* **What this task involves**
Look through the records that follow. Copy every line containing the word "специфики".

* **Material provided**
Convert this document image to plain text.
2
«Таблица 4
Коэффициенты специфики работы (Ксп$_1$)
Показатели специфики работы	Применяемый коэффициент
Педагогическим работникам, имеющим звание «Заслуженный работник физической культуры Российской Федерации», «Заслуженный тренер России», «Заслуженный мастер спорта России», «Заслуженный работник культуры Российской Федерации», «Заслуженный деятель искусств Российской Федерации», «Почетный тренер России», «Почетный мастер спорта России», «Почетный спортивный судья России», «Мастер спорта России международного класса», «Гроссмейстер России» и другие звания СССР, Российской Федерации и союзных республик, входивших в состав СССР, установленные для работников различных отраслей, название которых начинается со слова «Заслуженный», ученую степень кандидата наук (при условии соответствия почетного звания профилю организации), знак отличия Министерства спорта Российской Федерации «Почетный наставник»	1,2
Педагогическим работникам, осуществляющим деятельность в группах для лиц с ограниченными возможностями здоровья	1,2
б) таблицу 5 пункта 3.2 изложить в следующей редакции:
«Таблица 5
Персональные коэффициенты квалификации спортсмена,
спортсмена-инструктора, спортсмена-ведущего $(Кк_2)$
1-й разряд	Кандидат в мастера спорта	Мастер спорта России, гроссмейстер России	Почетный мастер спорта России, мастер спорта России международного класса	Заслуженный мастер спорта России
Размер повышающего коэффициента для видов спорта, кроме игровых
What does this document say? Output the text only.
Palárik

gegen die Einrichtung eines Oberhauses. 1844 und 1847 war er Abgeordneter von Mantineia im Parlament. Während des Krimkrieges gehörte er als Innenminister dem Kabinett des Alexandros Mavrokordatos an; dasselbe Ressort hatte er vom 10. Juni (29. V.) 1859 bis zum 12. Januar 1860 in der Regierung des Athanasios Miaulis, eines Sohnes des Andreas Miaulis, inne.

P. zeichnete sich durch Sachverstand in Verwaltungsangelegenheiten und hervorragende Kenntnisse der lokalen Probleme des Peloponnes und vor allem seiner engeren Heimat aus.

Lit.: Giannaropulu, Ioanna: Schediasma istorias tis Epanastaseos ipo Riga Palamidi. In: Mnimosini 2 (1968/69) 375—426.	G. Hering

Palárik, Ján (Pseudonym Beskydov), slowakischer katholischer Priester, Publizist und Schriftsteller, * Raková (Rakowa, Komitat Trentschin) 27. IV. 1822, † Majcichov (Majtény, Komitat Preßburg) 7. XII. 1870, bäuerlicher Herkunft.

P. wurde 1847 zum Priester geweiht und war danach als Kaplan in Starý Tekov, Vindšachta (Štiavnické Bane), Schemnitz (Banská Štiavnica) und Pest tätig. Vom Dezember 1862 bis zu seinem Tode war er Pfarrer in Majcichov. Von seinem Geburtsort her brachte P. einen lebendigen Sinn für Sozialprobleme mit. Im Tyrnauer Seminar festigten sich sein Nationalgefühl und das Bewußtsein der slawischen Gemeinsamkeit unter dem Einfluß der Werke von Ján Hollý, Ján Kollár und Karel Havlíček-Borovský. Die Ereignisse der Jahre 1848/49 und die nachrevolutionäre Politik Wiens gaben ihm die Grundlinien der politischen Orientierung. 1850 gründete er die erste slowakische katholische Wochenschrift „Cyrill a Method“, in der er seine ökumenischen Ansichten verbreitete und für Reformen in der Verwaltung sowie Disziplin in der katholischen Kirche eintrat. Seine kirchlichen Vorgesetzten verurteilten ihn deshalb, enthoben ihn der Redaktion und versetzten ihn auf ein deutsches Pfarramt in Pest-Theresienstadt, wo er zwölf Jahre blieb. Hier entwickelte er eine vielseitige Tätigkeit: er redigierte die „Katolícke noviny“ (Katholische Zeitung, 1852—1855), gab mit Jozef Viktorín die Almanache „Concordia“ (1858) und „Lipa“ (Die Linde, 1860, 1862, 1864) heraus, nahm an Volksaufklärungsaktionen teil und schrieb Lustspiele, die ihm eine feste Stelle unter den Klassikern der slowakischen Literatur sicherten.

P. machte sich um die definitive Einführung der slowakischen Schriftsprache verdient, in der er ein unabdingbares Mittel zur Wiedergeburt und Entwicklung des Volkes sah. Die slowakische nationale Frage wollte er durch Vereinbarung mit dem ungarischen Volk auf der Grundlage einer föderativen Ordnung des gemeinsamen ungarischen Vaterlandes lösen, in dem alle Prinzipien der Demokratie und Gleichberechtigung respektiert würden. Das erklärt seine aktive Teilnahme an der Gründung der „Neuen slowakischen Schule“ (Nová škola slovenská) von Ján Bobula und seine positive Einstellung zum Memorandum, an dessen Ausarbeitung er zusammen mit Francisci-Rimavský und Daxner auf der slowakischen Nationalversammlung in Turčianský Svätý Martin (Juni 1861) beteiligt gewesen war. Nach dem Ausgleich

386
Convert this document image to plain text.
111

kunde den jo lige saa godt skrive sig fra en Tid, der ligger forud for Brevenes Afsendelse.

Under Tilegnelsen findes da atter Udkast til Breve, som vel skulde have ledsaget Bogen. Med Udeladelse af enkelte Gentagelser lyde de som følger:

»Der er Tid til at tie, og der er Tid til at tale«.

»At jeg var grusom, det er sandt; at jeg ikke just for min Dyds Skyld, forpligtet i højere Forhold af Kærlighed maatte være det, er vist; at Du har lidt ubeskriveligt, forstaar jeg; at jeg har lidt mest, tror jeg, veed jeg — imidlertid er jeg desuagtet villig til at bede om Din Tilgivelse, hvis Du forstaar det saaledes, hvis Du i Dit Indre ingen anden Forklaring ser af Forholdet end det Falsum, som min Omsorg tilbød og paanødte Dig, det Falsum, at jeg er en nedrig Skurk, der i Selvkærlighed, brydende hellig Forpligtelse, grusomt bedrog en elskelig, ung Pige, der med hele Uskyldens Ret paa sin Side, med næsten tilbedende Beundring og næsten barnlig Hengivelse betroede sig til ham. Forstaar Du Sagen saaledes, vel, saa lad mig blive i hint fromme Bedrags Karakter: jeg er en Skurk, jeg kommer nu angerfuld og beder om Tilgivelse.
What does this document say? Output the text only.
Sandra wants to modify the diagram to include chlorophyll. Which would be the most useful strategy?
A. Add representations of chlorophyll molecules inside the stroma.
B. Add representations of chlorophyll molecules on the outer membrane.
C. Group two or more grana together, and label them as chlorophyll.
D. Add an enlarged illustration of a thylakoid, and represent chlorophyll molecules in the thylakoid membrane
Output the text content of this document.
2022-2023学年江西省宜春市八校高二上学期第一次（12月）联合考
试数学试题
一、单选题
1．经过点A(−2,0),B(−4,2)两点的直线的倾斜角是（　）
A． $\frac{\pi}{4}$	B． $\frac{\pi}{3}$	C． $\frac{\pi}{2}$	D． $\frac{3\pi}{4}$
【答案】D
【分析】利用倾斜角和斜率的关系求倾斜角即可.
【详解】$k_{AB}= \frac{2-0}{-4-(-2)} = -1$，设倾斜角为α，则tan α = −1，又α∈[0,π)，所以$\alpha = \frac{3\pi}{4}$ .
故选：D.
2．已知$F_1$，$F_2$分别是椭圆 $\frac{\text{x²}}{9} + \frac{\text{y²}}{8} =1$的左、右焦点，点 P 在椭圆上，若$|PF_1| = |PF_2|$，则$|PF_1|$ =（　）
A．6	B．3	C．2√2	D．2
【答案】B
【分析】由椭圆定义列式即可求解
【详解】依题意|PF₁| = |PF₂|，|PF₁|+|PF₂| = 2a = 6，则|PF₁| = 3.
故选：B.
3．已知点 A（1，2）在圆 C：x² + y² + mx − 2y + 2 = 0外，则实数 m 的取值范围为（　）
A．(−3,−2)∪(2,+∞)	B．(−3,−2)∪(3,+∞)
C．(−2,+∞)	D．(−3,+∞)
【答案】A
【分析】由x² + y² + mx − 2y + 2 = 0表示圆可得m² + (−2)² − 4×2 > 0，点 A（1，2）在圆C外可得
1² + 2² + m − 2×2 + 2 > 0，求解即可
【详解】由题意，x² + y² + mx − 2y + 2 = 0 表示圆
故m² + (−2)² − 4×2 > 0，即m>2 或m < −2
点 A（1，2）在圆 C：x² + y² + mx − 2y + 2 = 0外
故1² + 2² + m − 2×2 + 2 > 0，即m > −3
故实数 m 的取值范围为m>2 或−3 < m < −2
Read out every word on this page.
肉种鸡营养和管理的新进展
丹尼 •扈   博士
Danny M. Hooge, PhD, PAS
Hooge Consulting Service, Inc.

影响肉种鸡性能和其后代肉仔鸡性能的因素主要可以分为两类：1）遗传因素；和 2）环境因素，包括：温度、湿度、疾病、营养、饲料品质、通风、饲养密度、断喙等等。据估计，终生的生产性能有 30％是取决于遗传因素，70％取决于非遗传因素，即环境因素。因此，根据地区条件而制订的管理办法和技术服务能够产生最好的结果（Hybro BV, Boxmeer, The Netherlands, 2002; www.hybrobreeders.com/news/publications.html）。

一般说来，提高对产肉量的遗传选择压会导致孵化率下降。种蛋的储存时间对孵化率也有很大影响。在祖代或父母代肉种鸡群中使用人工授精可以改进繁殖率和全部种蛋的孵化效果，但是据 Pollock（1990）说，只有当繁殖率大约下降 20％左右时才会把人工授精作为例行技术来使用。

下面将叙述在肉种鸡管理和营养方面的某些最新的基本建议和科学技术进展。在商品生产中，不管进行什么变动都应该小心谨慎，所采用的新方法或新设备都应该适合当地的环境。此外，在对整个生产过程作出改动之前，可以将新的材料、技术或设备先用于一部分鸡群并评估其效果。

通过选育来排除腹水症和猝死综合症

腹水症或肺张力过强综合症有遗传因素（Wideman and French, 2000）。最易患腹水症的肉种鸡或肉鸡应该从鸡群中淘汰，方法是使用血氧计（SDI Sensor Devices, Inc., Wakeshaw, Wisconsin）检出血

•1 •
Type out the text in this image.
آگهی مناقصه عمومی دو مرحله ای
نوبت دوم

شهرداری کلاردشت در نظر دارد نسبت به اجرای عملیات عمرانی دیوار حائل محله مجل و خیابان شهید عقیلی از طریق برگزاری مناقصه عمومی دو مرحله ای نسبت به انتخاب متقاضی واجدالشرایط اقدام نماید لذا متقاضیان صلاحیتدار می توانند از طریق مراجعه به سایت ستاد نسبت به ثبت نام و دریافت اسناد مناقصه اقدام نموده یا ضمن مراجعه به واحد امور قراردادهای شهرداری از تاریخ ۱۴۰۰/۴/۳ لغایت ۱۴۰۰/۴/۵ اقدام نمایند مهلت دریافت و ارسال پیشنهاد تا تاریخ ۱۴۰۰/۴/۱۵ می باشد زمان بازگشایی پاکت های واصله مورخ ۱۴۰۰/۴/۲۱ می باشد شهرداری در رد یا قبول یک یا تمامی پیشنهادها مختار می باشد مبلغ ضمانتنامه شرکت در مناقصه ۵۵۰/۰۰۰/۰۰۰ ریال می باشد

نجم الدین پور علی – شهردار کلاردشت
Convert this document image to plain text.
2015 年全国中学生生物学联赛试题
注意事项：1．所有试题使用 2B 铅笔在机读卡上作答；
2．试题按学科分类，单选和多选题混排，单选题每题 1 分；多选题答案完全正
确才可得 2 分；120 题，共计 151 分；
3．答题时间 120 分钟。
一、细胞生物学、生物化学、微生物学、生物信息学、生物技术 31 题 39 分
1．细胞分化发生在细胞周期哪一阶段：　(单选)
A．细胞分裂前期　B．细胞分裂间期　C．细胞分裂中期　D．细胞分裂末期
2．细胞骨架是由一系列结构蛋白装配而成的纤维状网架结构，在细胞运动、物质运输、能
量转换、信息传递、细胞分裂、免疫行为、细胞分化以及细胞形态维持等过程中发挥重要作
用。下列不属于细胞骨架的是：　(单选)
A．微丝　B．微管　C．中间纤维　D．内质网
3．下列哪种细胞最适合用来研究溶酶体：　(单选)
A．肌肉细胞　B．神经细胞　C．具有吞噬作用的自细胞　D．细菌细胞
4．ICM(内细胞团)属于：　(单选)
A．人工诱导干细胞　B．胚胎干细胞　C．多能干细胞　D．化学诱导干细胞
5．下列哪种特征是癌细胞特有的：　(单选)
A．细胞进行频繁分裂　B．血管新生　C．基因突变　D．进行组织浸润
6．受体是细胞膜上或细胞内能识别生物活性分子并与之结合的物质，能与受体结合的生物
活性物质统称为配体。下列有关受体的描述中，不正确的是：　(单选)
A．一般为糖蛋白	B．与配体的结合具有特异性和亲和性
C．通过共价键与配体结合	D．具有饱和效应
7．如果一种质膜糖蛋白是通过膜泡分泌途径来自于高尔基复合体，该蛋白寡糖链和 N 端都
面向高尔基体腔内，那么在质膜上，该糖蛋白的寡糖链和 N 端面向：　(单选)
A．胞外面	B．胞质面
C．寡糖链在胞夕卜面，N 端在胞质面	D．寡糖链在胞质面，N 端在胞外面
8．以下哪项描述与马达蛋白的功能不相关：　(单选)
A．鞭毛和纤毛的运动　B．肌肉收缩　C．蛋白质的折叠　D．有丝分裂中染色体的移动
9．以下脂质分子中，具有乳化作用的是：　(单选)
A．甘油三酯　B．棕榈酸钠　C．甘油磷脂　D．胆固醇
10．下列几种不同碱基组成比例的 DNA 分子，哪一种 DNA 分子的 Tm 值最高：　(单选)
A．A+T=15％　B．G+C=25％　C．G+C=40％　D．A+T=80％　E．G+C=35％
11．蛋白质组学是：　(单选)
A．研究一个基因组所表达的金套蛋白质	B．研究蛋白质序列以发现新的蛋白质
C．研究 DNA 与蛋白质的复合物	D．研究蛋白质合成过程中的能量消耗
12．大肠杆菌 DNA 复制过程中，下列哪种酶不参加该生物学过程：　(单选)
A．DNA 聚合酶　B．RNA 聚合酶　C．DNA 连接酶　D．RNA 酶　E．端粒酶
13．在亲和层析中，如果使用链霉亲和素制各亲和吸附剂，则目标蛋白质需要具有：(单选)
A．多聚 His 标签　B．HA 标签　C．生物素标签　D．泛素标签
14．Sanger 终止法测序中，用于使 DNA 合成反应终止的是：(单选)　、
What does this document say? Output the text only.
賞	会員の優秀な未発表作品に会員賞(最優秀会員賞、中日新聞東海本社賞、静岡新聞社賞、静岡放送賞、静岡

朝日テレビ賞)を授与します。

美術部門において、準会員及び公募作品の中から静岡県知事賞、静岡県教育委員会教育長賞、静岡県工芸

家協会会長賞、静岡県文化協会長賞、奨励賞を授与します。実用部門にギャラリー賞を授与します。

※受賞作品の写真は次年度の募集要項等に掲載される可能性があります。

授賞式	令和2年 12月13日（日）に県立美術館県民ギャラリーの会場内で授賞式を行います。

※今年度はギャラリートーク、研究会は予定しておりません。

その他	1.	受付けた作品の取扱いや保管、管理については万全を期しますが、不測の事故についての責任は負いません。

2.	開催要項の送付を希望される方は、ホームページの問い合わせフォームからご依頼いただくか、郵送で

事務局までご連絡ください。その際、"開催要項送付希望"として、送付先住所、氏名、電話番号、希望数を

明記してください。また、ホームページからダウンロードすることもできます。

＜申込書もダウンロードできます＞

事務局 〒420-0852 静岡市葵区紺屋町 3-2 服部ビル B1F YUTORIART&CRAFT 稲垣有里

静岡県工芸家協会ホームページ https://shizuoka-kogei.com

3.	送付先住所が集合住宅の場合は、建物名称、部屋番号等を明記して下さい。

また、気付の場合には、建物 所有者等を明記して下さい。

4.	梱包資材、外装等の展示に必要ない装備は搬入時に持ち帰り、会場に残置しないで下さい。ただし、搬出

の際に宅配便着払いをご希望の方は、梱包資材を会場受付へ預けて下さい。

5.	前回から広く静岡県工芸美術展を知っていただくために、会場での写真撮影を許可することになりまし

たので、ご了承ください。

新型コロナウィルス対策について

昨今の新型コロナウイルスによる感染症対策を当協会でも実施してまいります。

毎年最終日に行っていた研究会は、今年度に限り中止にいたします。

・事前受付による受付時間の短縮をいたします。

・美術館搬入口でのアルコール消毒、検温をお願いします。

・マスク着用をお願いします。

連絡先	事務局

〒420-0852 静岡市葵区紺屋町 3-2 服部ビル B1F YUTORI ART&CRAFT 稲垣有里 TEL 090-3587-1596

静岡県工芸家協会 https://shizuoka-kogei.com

* **Written solution**
Коэффициенты специфики работы (Ксп$_1$)
Показатели специфики работы	Применяемый коэффициент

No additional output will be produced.